- DATASET:
========================================================================
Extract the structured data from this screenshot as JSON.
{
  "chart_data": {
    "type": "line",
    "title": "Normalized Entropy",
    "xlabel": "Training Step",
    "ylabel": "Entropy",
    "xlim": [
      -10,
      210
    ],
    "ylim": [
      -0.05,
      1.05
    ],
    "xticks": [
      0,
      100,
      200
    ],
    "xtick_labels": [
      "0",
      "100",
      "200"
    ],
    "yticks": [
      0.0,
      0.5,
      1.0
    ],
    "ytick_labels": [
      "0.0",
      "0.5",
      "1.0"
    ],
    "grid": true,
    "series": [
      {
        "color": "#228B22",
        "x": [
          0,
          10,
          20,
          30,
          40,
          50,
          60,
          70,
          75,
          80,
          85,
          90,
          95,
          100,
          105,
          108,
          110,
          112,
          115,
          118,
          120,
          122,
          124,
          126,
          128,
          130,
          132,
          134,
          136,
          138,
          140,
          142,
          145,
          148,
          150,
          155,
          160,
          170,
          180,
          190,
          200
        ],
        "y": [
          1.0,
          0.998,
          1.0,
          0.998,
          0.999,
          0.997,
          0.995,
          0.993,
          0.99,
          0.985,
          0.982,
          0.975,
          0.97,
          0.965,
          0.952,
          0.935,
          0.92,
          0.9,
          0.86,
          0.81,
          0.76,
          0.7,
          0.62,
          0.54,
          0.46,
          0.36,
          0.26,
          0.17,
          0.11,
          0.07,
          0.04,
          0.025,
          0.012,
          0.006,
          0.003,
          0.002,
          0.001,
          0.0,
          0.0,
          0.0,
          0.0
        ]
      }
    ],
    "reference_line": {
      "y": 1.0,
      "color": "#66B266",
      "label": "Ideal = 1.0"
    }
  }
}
========================================================================
- DIRECTIONS FOR THIS TASK: What is the number of lines in the records that contain the word "Entropy"? Answer with the number and nothing else.

- TASK RESULT: 2